• **Directions**
Rewrite all the rows below as one numbered list, leaving out blank lines and the pictures.

• **Available records**
******************************

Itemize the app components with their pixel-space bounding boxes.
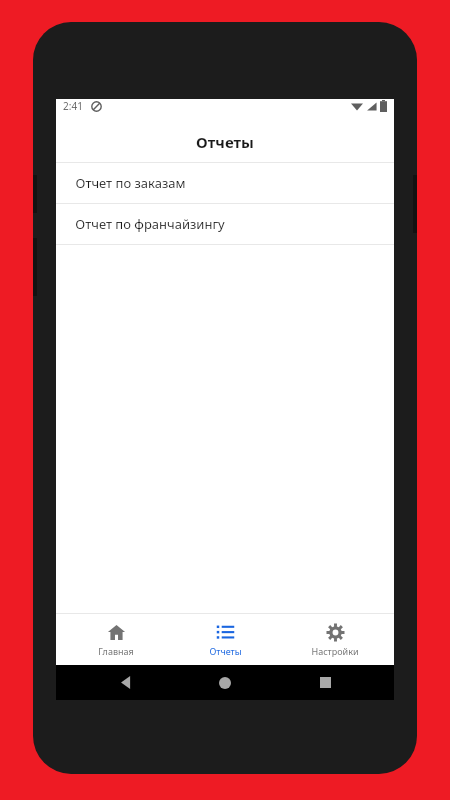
- staticText: Отчет по франчайзингу: [75, 215, 225, 233]
- staticText: Настройки: [311, 645, 359, 657]
- staticText: Главная: [98, 645, 134, 657]
- button[interactable]: Отчеты: [175, 614, 275, 665]
- button[interactable]: Отчет по франчайзингу: [56, 204, 394, 244]
- button[interactable]: Главная: [66, 614, 166, 665]
- button[interactable]: Настройки: [285, 614, 385, 665]
- button[interactable]: Home: [195, 665, 255, 700]
- button[interactable]: Back: [96, 665, 156, 700]
- button[interactable]: Отчет по заказам: [56, 163, 394, 203]
- staticText: Отчет по заказам: [75, 174, 186, 192]
- staticText: 2:41: [63, 99, 83, 113]
- staticText: Отчеты: [209, 645, 242, 657]
- staticText: Отчеты: [196, 132, 254, 152]
- button[interactable]: Recents: [295, 665, 355, 700]
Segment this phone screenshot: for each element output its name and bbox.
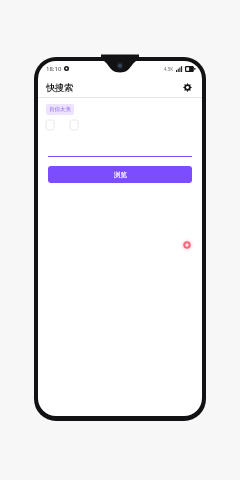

******************************

• **Solved exercise**
1. Itemize the app components with their pixel-space bounding boxes.
2. - staticText: Отчет по франчайзингу: [75, 215, 225, 233]
3. - staticText: Настройки: [311, 645, 359, 657]
4. - staticText: Главная: [98, 645, 134, 657]
5. - button[interactable]: Отчеты: [175, 614, 275, 665]
6. - button[interactable]: Отчет по франчайзингу: [56, 204, 394, 244]
7. - button[interactable]: Главная: [66, 614, 166, 665]
8. - button[interactable]: Настройки: [285, 614, 385, 665]
9. - button[interactable]: Home: [195, 665, 255, 700]
10. - button[interactable]: Back: [96, 665, 156, 700]
11. - button[interactable]: Отчет по заказам: [56, 163, 394, 203]
12. - staticText: Отчет по заказам: [75, 174, 186, 192]
13. - staticText: 2:41: [63, 99, 83, 113]
14. - staticText: Отчеты: [209, 645, 242, 657]
15. - staticText: Отчеты: [196, 132, 254, 152]
16. - button[interactable]: Recents: [295, 665, 355, 700]
17. Segment this phone screenshot: for each element output its name and bbox.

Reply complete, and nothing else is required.